● **Exercise prompt**
For this exercise, repeat all of the material verbatim apart from its images.

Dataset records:
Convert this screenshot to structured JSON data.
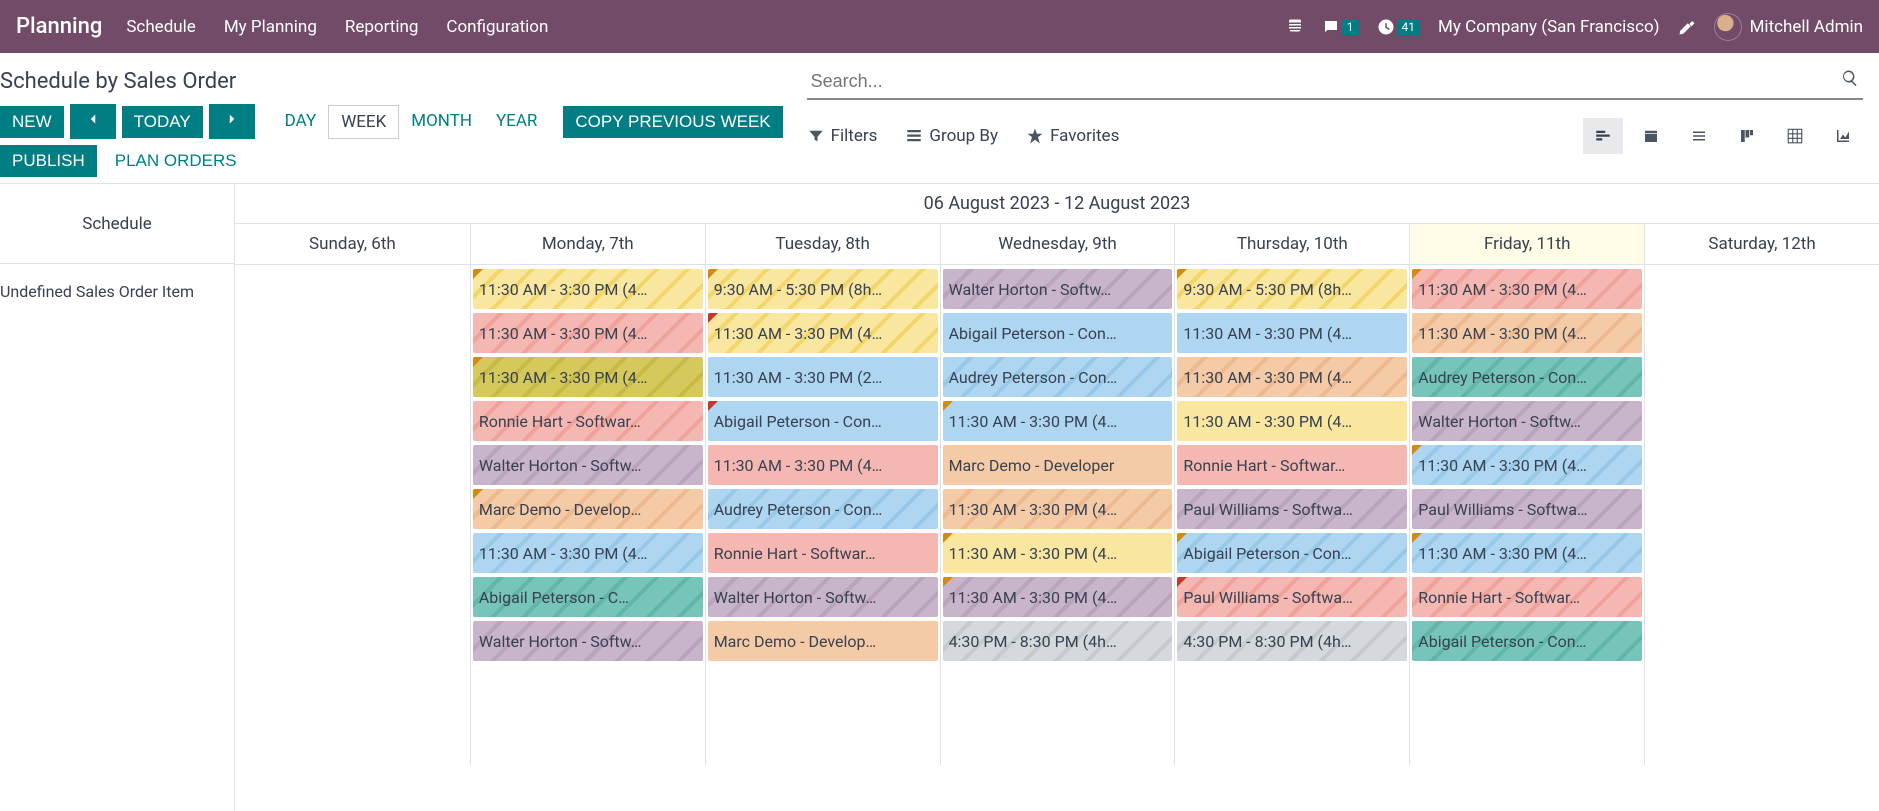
{
  "nav": {
    "brand": "Planning",
    "menu": [
      "Schedule",
      "My Planning",
      "Reporting",
      "Configuration"
    ],
    "chat_badge": "1",
    "activity_badge": "41",
    "company": "My Company (San Francisco)",
    "user": "Mitchell Admin"
  },
  "breadcrumb": "Schedule by Sales Order",
  "toolbar": {
    "new_btn": "NEW",
    "today_btn": "TODAY",
    "ranges": {
      "day": "DAY",
      "week": "WEEK",
      "month": "MONTH",
      "year": "YEAR"
    },
    "copy_prev": "COPY PREVIOUS WEEK",
    "publish": "PUBLISH",
    "plan_orders": "PLAN ORDERS"
  },
  "search": {
    "placeholder": "Search..."
  },
  "filterbar": {
    "filters": "Filters",
    "groupby": "Group By",
    "favorites": "Favorites"
  },
  "gantt": {
    "left_header": "Schedule",
    "row_label": "Undefined Sales Order Item",
    "date_range": "06 August 2023 - 12 August 2023",
    "days": [
      {
        "label": "Sunday, 6th",
        "today": false
      },
      {
        "label": "Monday, 7th",
        "today": false
      },
      {
        "label": "Tuesday, 8th",
        "today": false
      },
      {
        "label": "Wednesday, 9th",
        "today": false
      },
      {
        "label": "Thursday, 10th",
        "today": false
      },
      {
        "label": "Friday, 11th",
        "today": true
      },
      {
        "label": "Saturday, 12th",
        "today": false
      }
    ],
    "columns": [
      [],
      [
        {
          "text": "11:30 AM - 3:30 PM (4…",
          "color": "yellow",
          "stripe": true,
          "corner": "orange"
        },
        {
          "text": "11:30 AM - 3:30 PM (4…",
          "color": "pink",
          "stripe": true,
          "corner": ""
        },
        {
          "text": "11:30 AM - 3:30 PM (4…",
          "color": "olive",
          "stripe": true,
          "corner": "orange"
        },
        {
          "text": "Ronnie Hart - Softwar…",
          "color": "pink",
          "stripe": true,
          "corner": ""
        },
        {
          "text": "Walter Horton - Softw…",
          "color": "purple",
          "stripe": true,
          "corner": ""
        },
        {
          "text": "Marc Demo - Develop…",
          "color": "orange",
          "stripe": true,
          "corner": "orange"
        },
        {
          "text": "11:30 AM - 3:30 PM (4…",
          "color": "blue",
          "stripe": true,
          "corner": ""
        },
        {
          "text": "Abigail Peterson - C…",
          "color": "teal",
          "stripe": true,
          "corner": ""
        },
        {
          "text": "Walter Horton - Softw…",
          "color": "purple",
          "stripe": true,
          "corner": ""
        }
      ],
      [
        {
          "text": "9:30 AM - 5:30 PM (8h…",
          "color": "yellow",
          "stripe": true,
          "corner": "orange"
        },
        {
          "text": "11:30 AM - 3:30 PM (4…",
          "color": "yellow",
          "stripe": true,
          "corner": "red"
        },
        {
          "text": "11:30 AM - 3:30 PM (2…",
          "color": "blue",
          "stripe": false,
          "corner": ""
        },
        {
          "text": "Abigail Peterson - Con…",
          "color": "blue",
          "stripe": false,
          "corner": "red"
        },
        {
          "text": "11:30 AM - 3:30 PM (4…",
          "color": "pink",
          "stripe": false,
          "corner": ""
        },
        {
          "text": "Audrey Peterson - Con…",
          "color": "blue",
          "stripe": true,
          "corner": ""
        },
        {
          "text": "Ronnie Hart - Softwar…",
          "color": "pink",
          "stripe": false,
          "corner": ""
        },
        {
          "text": "Walter Horton - Softw…",
          "color": "purple",
          "stripe": true,
          "corner": ""
        },
        {
          "text": "Marc Demo - Develop…",
          "color": "orange",
          "stripe": false,
          "corner": ""
        }
      ],
      [
        {
          "text": "Walter Horton - Softw…",
          "color": "purple",
          "stripe": true,
          "corner": ""
        },
        {
          "text": "Abigail Peterson - Con…",
          "color": "blue",
          "stripe": false,
          "corner": ""
        },
        {
          "text": "Audrey Peterson - Con…",
          "color": "blue",
          "stripe": true,
          "corner": ""
        },
        {
          "text": "11:30 AM - 3:30 PM (4…",
          "color": "blue",
          "stripe": false,
          "corner": "orange"
        },
        {
          "text": "Marc Demo - Developer",
          "color": "orange",
          "stripe": false,
          "corner": ""
        },
        {
          "text": "11:30 AM - 3:30 PM (4…",
          "color": "orange",
          "stripe": true,
          "corner": ""
        },
        {
          "text": "11:30 AM - 3:30 PM (4…",
          "color": "yellow",
          "stripe": false,
          "corner": "orange"
        },
        {
          "text": "11:30 AM - 3:30 PM (4…",
          "color": "purple",
          "stripe": true,
          "corner": "orange"
        },
        {
          "text": "4:30 PM - 8:30 PM (4h…",
          "color": "grey",
          "stripe": true,
          "corner": ""
        }
      ],
      [
        {
          "text": "9:30 AM - 5:30 PM (8h…",
          "color": "yellow",
          "stripe": true,
          "corner": "orange"
        },
        {
          "text": "11:30 AM - 3:30 PM (4…",
          "color": "blue",
          "stripe": false,
          "corner": ""
        },
        {
          "text": "11:30 AM - 3:30 PM (4…",
          "color": "orange",
          "stripe": true,
          "corner": ""
        },
        {
          "text": "11:30 AM - 3:30 PM (4…",
          "color": "yellow",
          "stripe": false,
          "corner": ""
        },
        {
          "text": "Ronnie Hart - Softwar…",
          "color": "pink",
          "stripe": false,
          "corner": ""
        },
        {
          "text": "Paul Williams - Softwa…",
          "color": "purple",
          "stripe": true,
          "corner": ""
        },
        {
          "text": "Abigail Peterson - Con…",
          "color": "blue",
          "stripe": true,
          "corner": "orange"
        },
        {
          "text": "Paul Williams - Softwa…",
          "color": "pink",
          "stripe": true,
          "corner": "red"
        },
        {
          "text": "4:30 PM - 8:30 PM (4h…",
          "color": "grey",
          "stripe": true,
          "corner": ""
        }
      ],
      [
        {
          "text": "11:30 AM - 3:30 PM (4…",
          "color": "pink",
          "stripe": true,
          "corner": "orange"
        },
        {
          "text": "11:30 AM - 3:30 PM (4…",
          "color": "orange",
          "stripe": true,
          "corner": ""
        },
        {
          "text": "Audrey Peterson - Con…",
          "color": "teal",
          "stripe": true,
          "corner": ""
        },
        {
          "text": "Walter Horton - Softw…",
          "color": "purple",
          "stripe": true,
          "corner": ""
        },
        {
          "text": "11:30 AM - 3:30 PM (4…",
          "color": "blue",
          "stripe": true,
          "corner": "orange"
        },
        {
          "text": "Paul Williams - Softwa…",
          "color": "purple",
          "stripe": true,
          "corner": ""
        },
        {
          "text": "11:30 AM - 3:30 PM (4…",
          "color": "blue",
          "stripe": true,
          "corner": "orange"
        },
        {
          "text": "Ronnie Hart - Softwar…",
          "color": "pink",
          "stripe": true,
          "corner": ""
        },
        {
          "text": "Abigail Peterson - Con…",
          "color": "teal",
          "stripe": true,
          "corner": ""
        }
      ],
      []
    ]
  }
}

● **Solution**
Convert this screenshot to structured JSON data.
{
  "nav": {
    "brand": "Planning",
    "menu": [
      "Schedule",
      "My Planning",
      "Reporting",
      "Configuration"
    ],
    "chat_badge": "1",
    "activity_badge": "41",
    "company": "My Company (San Francisco)",
    "user": "Mitchell Admin"
  },
  "breadcrumb": "Schedule by Sales Order",
  "toolbar": {
    "new_btn": "NEW",
    "today_btn": "TODAY",
    "ranges": {
      "day": "DAY",
      "week": "WEEK",
      "month": "MONTH",
      "year": "YEAR"
    },
    "copy_prev": "COPY PREVIOUS WEEK",
    "publish": "PUBLISH",
    "plan_orders": "PLAN ORDERS"
  },
  "search": {
    "placeholder": "Search..."
  },
  "filterbar": {
    "filters": "Filters",
    "groupby": "Group By",
    "favorites": "Favorites"
  },
  "gantt": {
    "left_header": "Schedule",
    "row_label": "Undefined Sales Order Item",
    "date_range": "06 August 2023 - 12 August 2023",
    "days": [
      {
        "label": "Sunday, 6th",
        "today": false
      },
      {
        "label": "Monday, 7th",
        "today": false
      },
      {
        "label": "Tuesday, 8th",
        "today": false
      },
      {
        "label": "Wednesday, 9th",
        "today": false
      },
      {
        "label": "Thursday, 10th",
        "today": false
      },
      {
        "label": "Friday, 11th",
        "today": true
      },
      {
        "label": "Saturday, 12th",
        "today": false
      }
    ],
    "columns": [
      [],
      [
        {
          "text": "11:30 AM - 3:30 PM (4…",
          "color": "yellow",
          "stripe": true,
          "corner": "orange"
        },
        {
          "text": "11:30 AM - 3:30 PM (4…",
          "color": "pink",
          "stripe": true,
          "corner": ""
        },
        {
          "text": "11:30 AM - 3:30 PM (4…",
          "color": "olive",
          "stripe": true,
          "corner": "orange"
        },
        {
          "text": "Ronnie Hart - Softwar…",
          "color": "pink",
          "stripe": true,
          "corner": ""
        },
        {
          "text": "Walter Horton - Softw…",
          "color": "purple",
          "stripe": true,
          "corner": ""
        },
        {
          "text": "Marc Demo - Develop…",
          "color": "orange",
          "stripe": true,
          "corner": "orange"
        },
        {
          "text": "11:30 AM - 3:30 PM (4…",
          "color": "blue",
          "stripe": true,
          "corner": ""
        },
        {
          "text": "Abigail Peterson - C…",
          "color": "teal",
          "stripe": true,
          "corner": ""
        },
        {
          "text": "Walter Horton - Softw…",
          "color": "purple",
          "stripe": true,
          "corner": ""
        }
      ],
      [
        {
          "text": "9:30 AM - 5:30 PM (8h…",
          "color": "yellow",
          "stripe": true,
          "corner": "orange"
        },
        {
          "text": "11:30 AM - 3:30 PM (4…",
          "color": "yellow",
          "stripe": true,
          "corner": "red"
        },
        {
          "text": "11:30 AM - 3:30 PM (2…",
          "color": "blue",
          "stripe": false,
          "corner": ""
        },
        {
          "text": "Abigail Peterson - Con…",
          "color": "blue",
          "stripe": false,
          "corner": "red"
        },
        {
          "text": "11:30 AM - 3:30 PM (4…",
          "color": "pink",
          "stripe": false,
          "corner": ""
        },
        {
          "text": "Audrey Peterson - Con…",
          "color": "blue",
          "stripe": true,
          "corner": ""
        },
        {
          "text": "Ronnie Hart - Softwar…",
          "color": "pink",
          "stripe": false,
          "corner": ""
        },
        {
          "text": "Walter Horton - Softw…",
          "color": "purple",
          "stripe": true,
          "corner": ""
        },
        {
          "text": "Marc Demo - Develop…",
          "color": "orange",
          "stripe": false,
          "corner": ""
        }
      ],
      [
        {
          "text": "Walter Horton - Softw…",
          "color": "purple",
          "stripe": true,
          "corner": ""
        },
        {
          "text": "Abigail Peterson - Con…",
          "color": "blue",
          "stripe": false,
          "corner": ""
        },
        {
          "text": "Audrey Peterson - Con…",
          "color": "blue",
          "stripe": true,
          "corner": ""
        },
        {
          "text": "11:30 AM - 3:30 PM (4…",
          "color": "blue",
          "stripe": false,
          "corner": "orange"
        },
        {
          "text": "Marc Demo - Developer",
          "color": "orange",
          "stripe": false,
          "corner": ""
        },
        {
          "text": "11:30 AM - 3:30 PM (4…",
          "color": "orange",
          "stripe": true,
          "corner": ""
        },
        {
          "text": "11:30 AM - 3:30 PM (4…",
          "color": "yellow",
          "stripe": false,
          "corner": "orange"
        },
        {
          "text": "11:30 AM - 3:30 PM (4…",
          "color": "purple",
          "stripe": true,
          "corner": "orange"
        },
        {
          "text": "4:30 PM - 8:30 PM (4h…",
          "color": "grey",
          "stripe": true,
          "corner": ""
        }
      ],
      [
        {
          "text": "9:30 AM - 5:30 PM (8h…",
          "color": "yellow",
          "stripe": true,
          "corner": "orange"
        },
        {
          "text": "11:30 AM - 3:30 PM (4…",
          "color": "blue",
          "stripe": false,
          "corner": ""
        },
        {
          "text": "11:30 AM - 3:30 PM (4…",
          "color": "orange",
          "stripe": true,
          "corner": ""
        },
        {
          "text": "11:30 AM - 3:30 PM (4…",
          "color": "yellow",
          "stripe": false,
          "corner": ""
        },
        {
          "text": "Ronnie Hart - Softwar…",
          "color": "pink",
          "stripe": false,
          "corner": ""
        },
        {
          "text": "Paul Williams - Softwa…",
          "color": "purple",
          "stripe": true,
          "corner": ""
        },
        {
          "text": "Abigail Peterson - Con…",
          "color": "blue",
          "stripe": true,
          "corner": "orange"
        },
        {
          "text": "Paul Williams - Softwa…",
          "color": "pink",
          "stripe": true,
          "corner": "red"
        },
        {
          "text": "4:30 PM - 8:30 PM (4h…",
          "color": "grey",
          "stripe": true,
          "corner": ""
        }
      ],
      [
        {
          "text": "11:30 AM - 3:30 PM (4…",
          "color": "pink",
          "stripe": true,
          "corner": "orange"
        },
        {
          "text": "11:30 AM - 3:30 PM (4…",
          "color": "orange",
          "stripe": true,
          "corner": ""
        },
        {
          "text": "Audrey Peterson - Con…",
          "color": "teal",
          "stripe": true,
          "corner": ""
        },
        {
          "text": "Walter Horton - Softw…",
          "color": "purple",
          "stripe": true,
          "corner": ""
        },
        {
          "text": "11:30 AM - 3:30 PM (4…",
          "color": "blue",
          "stripe": true,
          "corner": "orange"
        },
        {
          "text": "Paul Williams - Softwa…",
          "color": "purple",
          "stripe": true,
          "corner": ""
        },
        {
          "text": "11:30 AM - 3:30 PM (4…",
          "color": "blue",
          "stripe": true,
          "corner": "orange"
        },
        {
          "text": "Ronnie Hart - Softwar…",
          "color": "pink",
          "stripe": true,
          "corner": ""
        },
        {
          "text": "Abigail Peterson - Con…",
          "color": "teal",
          "stripe": true,
          "corner": ""
        }
      ],
      []
    ]
  }
}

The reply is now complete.